■ **EXCERPTED TEXT**:
# Rough night...



## 20887 (Mar 16, 2011)

We picked up Penny yesterday. She is 9 weeks, weighs about 1 lb, and is a ball of energy. I tried to get her to sleep in her playpen last night.... she screamed and howled off and on for 5 hours. At that point, I was desperate for some sleep so I waited until she was quiet again to take her out and bring her in the bed. She slept the rest of the night without making a noise. Having such a tiny, young puppy is so different for me! Lion was 13 weeks when we got him and weighed 3 lbs. He had an idea what potty pads were and would use them a bit at first. Penny has no clue, and I know it is because she is so much younger. She won't eat the treats I give her when I try to reward her for being quiet/going potty, etc, instead she just licks them. We can't put her on Orijen yet because it is too big for her. Also, the breeder gave me a 6lb bag of her food after I had already bought one not knowing, so we will keep her on the Chicken Soup food for a while. 
I have never had a puppy that screams so much! She cries when I leave the room, cries in her car travel bag, and cries in her playpen. It is going to be a hard first few days.. I guess I am only thinking of the negative things because I am so tired, but once I get a good nights sleep I am sure everything will seem better. Lion gets along great with her!

Sorry this is so long.. Here are some photos:


----------



## tricializ (Jun 1, 2010)

She is so so cute.  Love her. Sorry she is having a tough time at night. Can you put her pen/crate near Lion? That seems to work with Asia.


----------



## 20887 (Mar 16, 2011)

I had her pen in our bedroom, Lion sleeps in the bed but I didn't want her to sleep with us yet so she doesn't get hurt. Lion has run of the house when I am gone, so I put her pen out where she can see him when I am away. I hope it will help!


----------



## coccomummy (May 3, 2011)

■ **COMPLETE THE FOLLOWING**:
a - Please edit the puppy thread from "I had her pen" to "(May 3, 2011)", replacing "Lion" with "the older dog".
b - Translate this sentence from the puppy thread into Spanish: "Lion gets along great with her!"
c - In the puppy thread, how old was Lion when he was brought home?
The listing after the puppy thread is separate material.

■ **AVAILABLE DATA**:

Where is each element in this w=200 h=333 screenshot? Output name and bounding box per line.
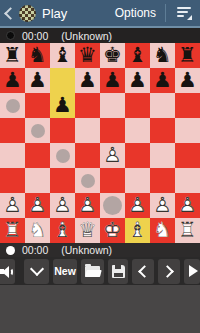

■ **TASK-BY-TASK ANSWERS**:
a -
I had her pen in our bedroom, the older dog sleeps in the bed but I didn't want her to sleep with us yet so she doesn't get hurt. the older dog has run of the house when I am gone, so I put her pen out where she can see him when I am away. I hope it will help!


----------



## coccomummy (May 3, 2011)

b - ¡Lion se lleva muy bien con ella!

c - 13 weeks